Exercise description: Looking at the records below, state how many lines include the string "title" and add nothing further.

--- Input Enclosed Below ---

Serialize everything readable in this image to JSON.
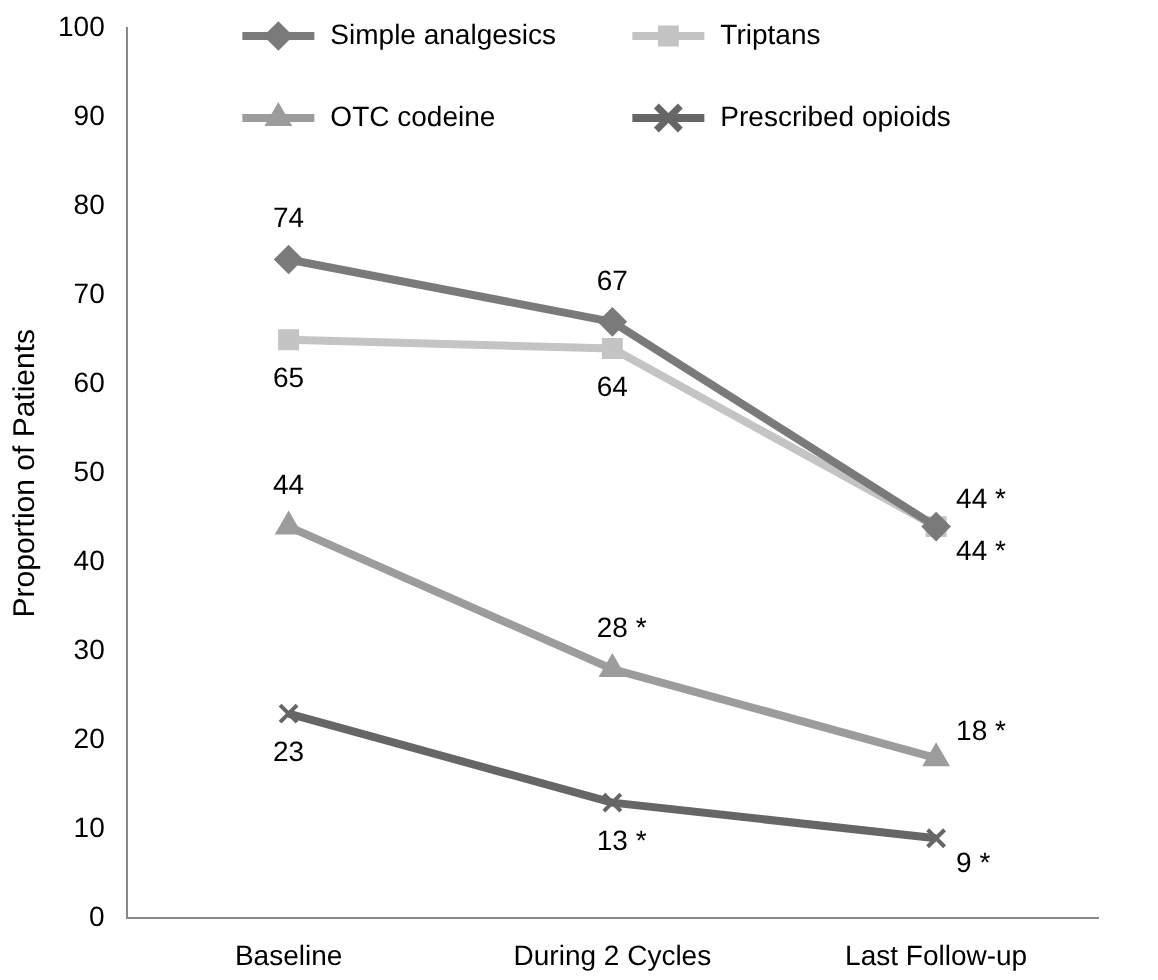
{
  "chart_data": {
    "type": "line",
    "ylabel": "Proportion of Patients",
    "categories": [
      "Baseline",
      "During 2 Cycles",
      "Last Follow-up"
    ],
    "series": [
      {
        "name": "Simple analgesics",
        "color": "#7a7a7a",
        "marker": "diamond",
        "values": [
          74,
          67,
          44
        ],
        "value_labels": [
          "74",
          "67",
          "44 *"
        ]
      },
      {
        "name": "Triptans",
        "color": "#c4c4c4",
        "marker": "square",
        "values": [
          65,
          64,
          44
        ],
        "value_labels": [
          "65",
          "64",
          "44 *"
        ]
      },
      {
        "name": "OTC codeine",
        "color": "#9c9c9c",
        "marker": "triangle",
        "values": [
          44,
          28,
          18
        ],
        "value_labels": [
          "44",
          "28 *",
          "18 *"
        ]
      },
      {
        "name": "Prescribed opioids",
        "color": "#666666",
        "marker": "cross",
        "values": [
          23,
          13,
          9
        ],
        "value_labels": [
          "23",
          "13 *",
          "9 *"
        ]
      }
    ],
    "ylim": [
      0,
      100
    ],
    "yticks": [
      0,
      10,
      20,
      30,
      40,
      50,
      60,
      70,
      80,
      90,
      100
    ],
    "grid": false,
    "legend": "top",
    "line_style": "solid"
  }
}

--- End of Enclosed Input ---
--- Input Enclosed Below ---

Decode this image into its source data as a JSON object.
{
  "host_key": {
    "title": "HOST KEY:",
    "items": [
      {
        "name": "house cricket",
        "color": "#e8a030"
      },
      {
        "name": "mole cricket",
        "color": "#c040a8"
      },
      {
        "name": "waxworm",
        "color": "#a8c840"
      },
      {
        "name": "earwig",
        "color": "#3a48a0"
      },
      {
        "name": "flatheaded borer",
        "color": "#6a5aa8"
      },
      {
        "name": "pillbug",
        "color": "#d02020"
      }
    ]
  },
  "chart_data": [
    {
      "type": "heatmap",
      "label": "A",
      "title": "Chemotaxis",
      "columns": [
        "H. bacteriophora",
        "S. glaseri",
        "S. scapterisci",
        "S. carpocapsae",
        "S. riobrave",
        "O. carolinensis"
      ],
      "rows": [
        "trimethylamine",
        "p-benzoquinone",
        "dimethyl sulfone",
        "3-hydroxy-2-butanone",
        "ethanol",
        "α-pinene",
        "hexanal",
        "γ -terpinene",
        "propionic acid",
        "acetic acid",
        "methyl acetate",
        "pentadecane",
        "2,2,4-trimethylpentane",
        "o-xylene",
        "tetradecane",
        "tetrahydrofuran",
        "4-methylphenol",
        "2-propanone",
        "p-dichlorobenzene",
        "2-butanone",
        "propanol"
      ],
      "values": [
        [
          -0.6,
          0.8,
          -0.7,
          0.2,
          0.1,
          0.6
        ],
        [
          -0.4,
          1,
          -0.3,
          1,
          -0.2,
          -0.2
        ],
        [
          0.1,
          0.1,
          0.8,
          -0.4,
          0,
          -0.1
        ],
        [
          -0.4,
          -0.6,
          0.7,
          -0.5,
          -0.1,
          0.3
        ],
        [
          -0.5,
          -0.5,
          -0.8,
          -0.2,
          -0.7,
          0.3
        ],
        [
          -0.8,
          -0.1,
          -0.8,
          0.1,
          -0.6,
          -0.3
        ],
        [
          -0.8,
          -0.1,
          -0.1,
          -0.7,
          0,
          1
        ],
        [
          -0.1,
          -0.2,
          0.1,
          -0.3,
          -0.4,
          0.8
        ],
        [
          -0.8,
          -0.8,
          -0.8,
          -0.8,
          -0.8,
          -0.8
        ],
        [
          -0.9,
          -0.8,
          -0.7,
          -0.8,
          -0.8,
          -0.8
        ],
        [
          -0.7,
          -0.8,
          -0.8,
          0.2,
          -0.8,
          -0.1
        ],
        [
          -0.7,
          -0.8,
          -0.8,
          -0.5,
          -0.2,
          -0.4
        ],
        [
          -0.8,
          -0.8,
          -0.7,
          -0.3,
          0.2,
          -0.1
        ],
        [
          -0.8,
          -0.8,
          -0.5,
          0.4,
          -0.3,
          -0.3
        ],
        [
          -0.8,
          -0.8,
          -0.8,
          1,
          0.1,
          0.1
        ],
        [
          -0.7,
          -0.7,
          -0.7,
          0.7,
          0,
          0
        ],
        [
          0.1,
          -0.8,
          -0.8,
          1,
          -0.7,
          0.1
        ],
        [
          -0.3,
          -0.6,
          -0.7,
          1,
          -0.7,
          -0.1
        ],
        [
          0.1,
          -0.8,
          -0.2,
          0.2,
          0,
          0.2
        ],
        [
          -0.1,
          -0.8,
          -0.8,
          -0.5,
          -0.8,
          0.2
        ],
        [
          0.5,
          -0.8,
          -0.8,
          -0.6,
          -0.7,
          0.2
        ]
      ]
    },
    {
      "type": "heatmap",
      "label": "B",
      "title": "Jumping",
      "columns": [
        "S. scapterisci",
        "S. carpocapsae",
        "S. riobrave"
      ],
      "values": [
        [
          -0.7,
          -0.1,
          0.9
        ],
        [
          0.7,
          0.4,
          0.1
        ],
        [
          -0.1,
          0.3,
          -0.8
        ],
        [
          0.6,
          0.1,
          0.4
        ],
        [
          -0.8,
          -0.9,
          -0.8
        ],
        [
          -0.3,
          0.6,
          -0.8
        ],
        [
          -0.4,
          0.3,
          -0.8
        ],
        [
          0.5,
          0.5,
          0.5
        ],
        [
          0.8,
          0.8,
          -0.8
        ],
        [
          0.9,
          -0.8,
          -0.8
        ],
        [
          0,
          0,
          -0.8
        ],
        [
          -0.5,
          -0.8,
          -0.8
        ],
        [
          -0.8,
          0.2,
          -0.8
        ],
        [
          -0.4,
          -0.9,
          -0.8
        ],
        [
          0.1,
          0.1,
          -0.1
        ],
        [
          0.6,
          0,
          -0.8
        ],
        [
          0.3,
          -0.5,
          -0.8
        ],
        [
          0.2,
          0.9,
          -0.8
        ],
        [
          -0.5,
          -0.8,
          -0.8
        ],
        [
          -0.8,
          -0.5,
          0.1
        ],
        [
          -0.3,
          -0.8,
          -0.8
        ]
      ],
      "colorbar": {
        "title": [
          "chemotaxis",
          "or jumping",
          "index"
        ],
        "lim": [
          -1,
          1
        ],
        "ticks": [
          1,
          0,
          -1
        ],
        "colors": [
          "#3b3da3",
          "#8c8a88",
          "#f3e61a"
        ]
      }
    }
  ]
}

--- End of Enclosed Input ---

Answer to the problem: 4